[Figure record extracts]

▬▬▬▬▬▬

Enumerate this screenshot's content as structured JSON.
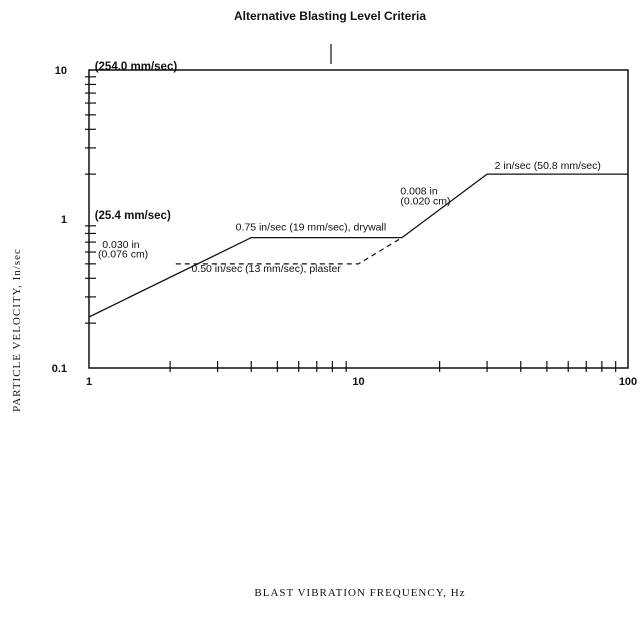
{
  "chart_data": {
    "type": "line",
    "title": "Alternative Blasting Level Criteria",
    "xlabel": "BLAST VIBRATION FREQUENCY, Hz",
    "ylabel": "PARTICLE VELOCITY, In/sec",
    "x_scale": "log",
    "y_scale": "log",
    "xlim": [
      1,
      100
    ],
    "ylim": [
      0.1,
      10
    ],
    "x_tick_labels": [
      "1",
      "10",
      "100"
    ],
    "y_tick_labels": [
      "0.1",
      "1",
      "10"
    ],
    "grid": false,
    "series": [
      {
        "style": "solid",
        "x": [
          1,
          4,
          14.5,
          30,
          100
        ],
        "y": [
          0.22,
          0.75,
          0.75,
          2.0,
          2.0
        ]
      },
      {
        "style": "dashed",
        "x": [
          2.1,
          10,
          14.5
        ],
        "y": [
          0.5,
          0.5,
          0.75
        ]
      }
    ],
    "annotations": [
      {
        "text": "(254.0 mm/sec)",
        "x": 1.05,
        "y": 10
      },
      {
        "text": "(25.4 mm/sec)",
        "x": 1.05,
        "y": 1
      },
      {
        "text": "0.75 in/sec (19 mm/sec), drywall",
        "x": 3.5,
        "y": 0.84
      },
      {
        "text": "0.50 in/sec (13 mm/sec), plaster",
        "x": 2.4,
        "y": 0.44
      },
      {
        "text": "0.030 in",
        "x": 1.12,
        "y": 0.64
      },
      {
        "text": "(0.076 cm)",
        "x": 1.08,
        "y": 0.55
      },
      {
        "text": "0.008 in",
        "x": 14.3,
        "y": 1.46
      },
      {
        "text": "(0.020 cm)",
        "x": 14.3,
        "y": 1.25
      },
      {
        "text": "2 in/sec (50.8 mm/sec)",
        "x": 32,
        "y": 2.16
      }
    ]
  }
}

▬▬▬▬▬▬

*EXERCISE DIRECTIONS:* All records above are to be printed exactly, minus the pictures they contain.

*RESPONSE TO THE EXERCISE:*
Enumerate this screenshot's content as structured JSON.
{
  "chart_data": {
    "type": "line",
    "title": "Alternative Blasting Level Criteria",
    "xlabel": "BLAST VIBRATION FREQUENCY, Hz",
    "ylabel": "PARTICLE VELOCITY, In/sec",
    "x_scale": "log",
    "y_scale": "log",
    "xlim": [
      1,
      100
    ],
    "ylim": [
      0.1,
      10
    ],
    "x_tick_labels": [
      "1",
      "10",
      "100"
    ],
    "y_tick_labels": [
      "0.1",
      "1",
      "10"
    ],
    "grid": false,
    "series": [
      {
        "style": "solid",
        "x": [
          1,
          4,
          14.5,
          30,
          100
        ],
        "y": [
          0.22,
          0.75,
          0.75,
          2.0,
          2.0
        ]
      },
      {
        "style": "dashed",
        "x": [
          2.1,
          10,
          14.5
        ],
        "y": [
          0.5,
          0.5,
          0.75
        ]
      }
    ],
    "annotations": [
      {
        "text": "(254.0 mm/sec)",
        "x": 1.05,
        "y": 10
      },
      {
        "text": "(25.4 mm/sec)",
        "x": 1.05,
        "y": 1
      },
      {
        "text": "0.75 in/sec (19 mm/sec), drywall",
        "x": 3.5,
        "y": 0.84
      },
      {
        "text": "0.50 in/sec (13 mm/sec), plaster",
        "x": 2.4,
        "y": 0.44
      },
      {
        "text": "0.030 in",
        "x": 1.12,
        "y": 0.64
      },
      {
        "text": "(0.076 cm)",
        "x": 1.08,
        "y": 0.55
      },
      {
        "text": "0.008 in",
        "x": 14.3,
        "y": 1.46
      },
      {
        "text": "(0.020 cm)",
        "x": 14.3,
        "y": 1.25
      },
      {
        "text": "2 in/sec (50.8 mm/sec)",
        "x": 32,
        "y": 2.16
      }
    ]
  }
}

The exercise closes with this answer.